▶ _PROBLEM_: Extract each line containing the string "into".

▶ _EXTRACTED ENTRIES_:

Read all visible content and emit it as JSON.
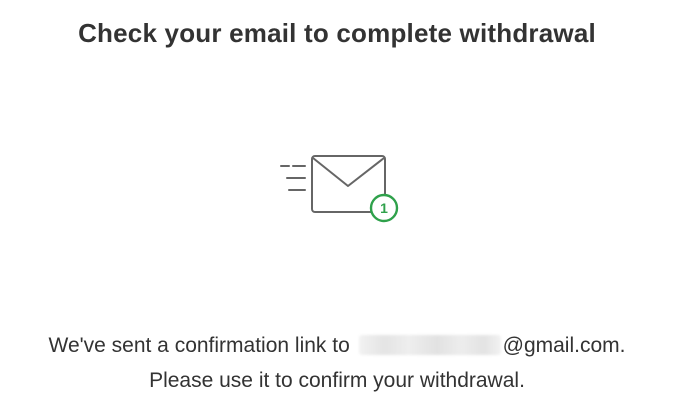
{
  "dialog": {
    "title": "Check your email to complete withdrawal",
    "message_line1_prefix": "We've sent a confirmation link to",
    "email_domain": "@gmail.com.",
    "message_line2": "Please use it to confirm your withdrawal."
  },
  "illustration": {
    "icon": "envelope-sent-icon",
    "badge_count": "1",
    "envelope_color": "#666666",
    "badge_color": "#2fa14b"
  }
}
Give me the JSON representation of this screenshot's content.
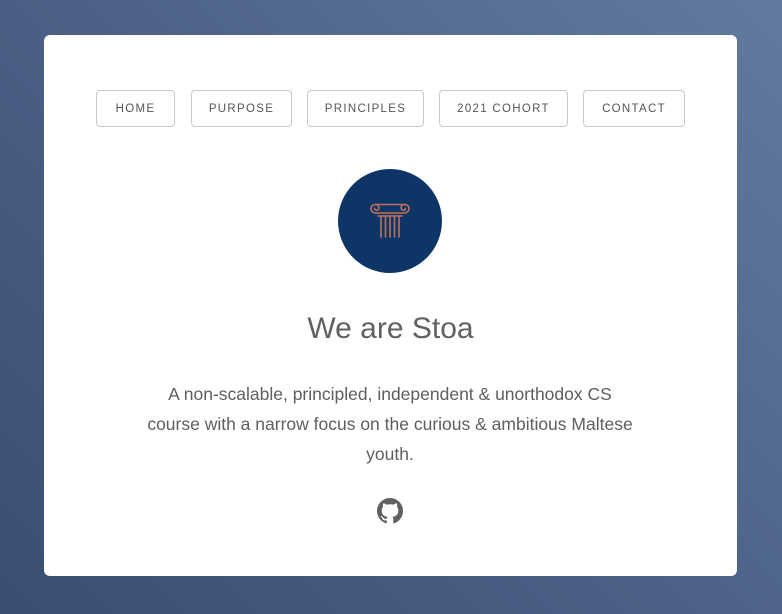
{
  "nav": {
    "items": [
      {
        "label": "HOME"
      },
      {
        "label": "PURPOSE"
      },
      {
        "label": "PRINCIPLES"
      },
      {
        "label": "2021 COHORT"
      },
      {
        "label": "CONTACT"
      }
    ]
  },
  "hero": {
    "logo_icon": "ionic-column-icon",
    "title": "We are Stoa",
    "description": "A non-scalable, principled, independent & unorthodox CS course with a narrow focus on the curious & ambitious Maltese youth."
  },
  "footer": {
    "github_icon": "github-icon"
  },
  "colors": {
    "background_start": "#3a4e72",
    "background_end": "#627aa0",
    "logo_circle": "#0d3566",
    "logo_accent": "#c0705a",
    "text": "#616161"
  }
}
==
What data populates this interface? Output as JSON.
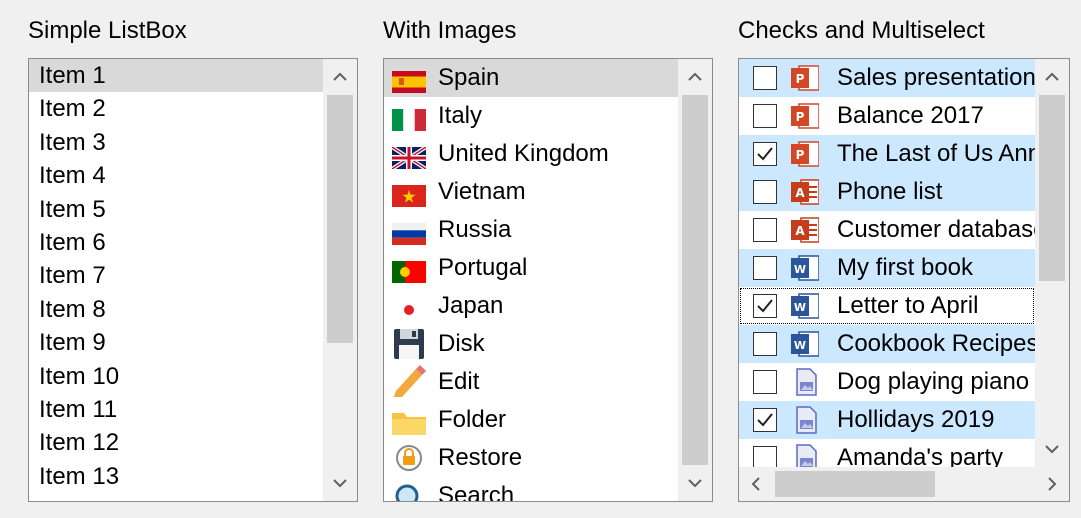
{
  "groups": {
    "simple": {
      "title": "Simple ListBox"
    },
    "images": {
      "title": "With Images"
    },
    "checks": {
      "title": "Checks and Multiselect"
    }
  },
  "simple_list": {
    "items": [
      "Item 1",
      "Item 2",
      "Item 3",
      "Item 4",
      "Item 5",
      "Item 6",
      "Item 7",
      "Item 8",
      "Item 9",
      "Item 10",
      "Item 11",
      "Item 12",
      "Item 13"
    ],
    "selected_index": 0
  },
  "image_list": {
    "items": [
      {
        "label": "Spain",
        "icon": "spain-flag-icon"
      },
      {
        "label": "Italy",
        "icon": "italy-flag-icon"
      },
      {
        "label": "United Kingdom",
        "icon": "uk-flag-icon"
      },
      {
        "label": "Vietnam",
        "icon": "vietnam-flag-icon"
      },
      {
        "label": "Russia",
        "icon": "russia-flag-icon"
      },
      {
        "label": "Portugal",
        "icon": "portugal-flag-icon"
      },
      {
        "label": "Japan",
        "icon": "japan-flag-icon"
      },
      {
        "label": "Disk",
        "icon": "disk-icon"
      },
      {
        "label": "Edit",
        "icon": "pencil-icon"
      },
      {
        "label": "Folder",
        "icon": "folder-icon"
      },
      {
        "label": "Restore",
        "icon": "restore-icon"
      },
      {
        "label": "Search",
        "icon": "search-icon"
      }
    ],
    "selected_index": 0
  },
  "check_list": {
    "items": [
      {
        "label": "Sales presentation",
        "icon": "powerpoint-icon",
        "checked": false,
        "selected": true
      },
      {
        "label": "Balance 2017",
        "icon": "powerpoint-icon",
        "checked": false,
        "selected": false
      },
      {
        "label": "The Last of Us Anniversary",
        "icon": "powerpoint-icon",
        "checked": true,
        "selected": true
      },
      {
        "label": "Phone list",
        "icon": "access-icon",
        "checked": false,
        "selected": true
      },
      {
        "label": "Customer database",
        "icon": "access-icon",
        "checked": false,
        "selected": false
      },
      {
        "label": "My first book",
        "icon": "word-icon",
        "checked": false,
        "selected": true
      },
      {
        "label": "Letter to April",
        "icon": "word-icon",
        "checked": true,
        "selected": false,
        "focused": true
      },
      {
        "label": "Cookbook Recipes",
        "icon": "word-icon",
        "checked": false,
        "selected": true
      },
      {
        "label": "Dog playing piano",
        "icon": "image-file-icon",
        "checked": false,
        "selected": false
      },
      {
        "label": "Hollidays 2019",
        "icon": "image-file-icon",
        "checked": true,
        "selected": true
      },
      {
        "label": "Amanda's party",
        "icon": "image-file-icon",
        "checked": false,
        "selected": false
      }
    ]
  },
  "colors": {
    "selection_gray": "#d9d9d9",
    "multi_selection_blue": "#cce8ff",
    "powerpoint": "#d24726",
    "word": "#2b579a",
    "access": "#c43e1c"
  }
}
==
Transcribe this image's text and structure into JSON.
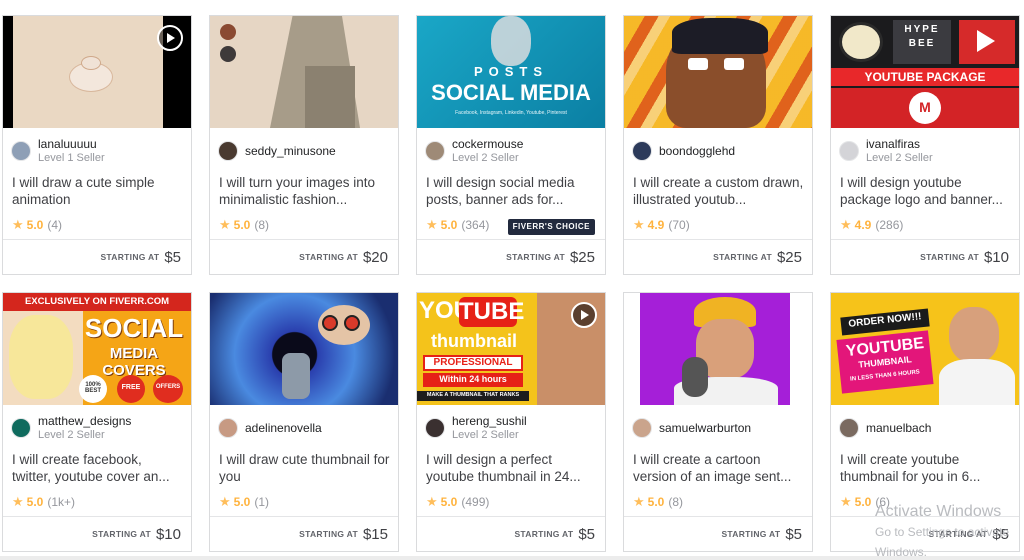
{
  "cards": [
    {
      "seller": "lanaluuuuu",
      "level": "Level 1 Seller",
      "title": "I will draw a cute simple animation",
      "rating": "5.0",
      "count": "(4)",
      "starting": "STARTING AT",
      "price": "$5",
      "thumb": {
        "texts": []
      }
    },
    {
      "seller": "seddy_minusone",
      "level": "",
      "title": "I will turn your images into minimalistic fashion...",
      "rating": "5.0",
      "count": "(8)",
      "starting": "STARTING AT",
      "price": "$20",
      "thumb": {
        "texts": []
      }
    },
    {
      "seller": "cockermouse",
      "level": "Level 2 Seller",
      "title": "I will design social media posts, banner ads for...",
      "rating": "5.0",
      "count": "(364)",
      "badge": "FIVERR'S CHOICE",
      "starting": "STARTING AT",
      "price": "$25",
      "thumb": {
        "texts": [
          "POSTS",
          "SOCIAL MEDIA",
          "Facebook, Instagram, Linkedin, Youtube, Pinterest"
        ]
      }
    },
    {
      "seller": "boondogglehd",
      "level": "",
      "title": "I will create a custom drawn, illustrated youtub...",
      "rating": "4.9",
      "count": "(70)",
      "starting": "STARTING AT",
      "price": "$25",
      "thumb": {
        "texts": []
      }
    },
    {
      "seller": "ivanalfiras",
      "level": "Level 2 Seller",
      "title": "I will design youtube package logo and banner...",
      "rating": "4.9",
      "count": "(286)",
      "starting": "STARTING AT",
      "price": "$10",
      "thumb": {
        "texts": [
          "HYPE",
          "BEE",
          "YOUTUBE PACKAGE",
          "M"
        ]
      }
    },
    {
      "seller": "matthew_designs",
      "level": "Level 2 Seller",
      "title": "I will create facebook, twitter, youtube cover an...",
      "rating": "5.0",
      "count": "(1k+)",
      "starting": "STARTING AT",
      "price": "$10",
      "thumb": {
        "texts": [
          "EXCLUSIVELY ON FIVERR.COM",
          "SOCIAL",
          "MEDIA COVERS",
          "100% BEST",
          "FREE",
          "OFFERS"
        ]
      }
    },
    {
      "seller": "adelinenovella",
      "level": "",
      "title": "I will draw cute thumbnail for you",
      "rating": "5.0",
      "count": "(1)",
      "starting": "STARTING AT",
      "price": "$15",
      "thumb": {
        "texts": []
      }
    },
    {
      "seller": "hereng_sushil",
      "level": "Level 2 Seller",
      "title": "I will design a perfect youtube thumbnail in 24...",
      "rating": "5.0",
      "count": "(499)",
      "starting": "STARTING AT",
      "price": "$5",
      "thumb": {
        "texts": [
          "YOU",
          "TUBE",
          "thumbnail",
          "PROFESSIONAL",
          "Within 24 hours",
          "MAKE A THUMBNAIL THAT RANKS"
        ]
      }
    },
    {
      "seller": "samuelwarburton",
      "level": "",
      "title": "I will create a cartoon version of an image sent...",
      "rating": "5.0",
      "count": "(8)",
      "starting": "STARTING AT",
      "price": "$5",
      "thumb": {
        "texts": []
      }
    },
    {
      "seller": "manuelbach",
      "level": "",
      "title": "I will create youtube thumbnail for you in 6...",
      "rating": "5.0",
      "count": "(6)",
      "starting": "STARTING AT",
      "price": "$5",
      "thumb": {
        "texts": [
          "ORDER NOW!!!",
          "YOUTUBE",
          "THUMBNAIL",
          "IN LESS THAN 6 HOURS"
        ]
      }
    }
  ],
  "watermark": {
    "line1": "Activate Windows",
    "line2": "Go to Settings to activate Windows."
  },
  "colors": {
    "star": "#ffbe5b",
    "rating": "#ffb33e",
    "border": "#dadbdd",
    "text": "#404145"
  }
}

▶ _CORRECT RESULT_:
Transcribe this image's text and structure into JSON.
      "title": "I will turn your images into minimalistic fashion...",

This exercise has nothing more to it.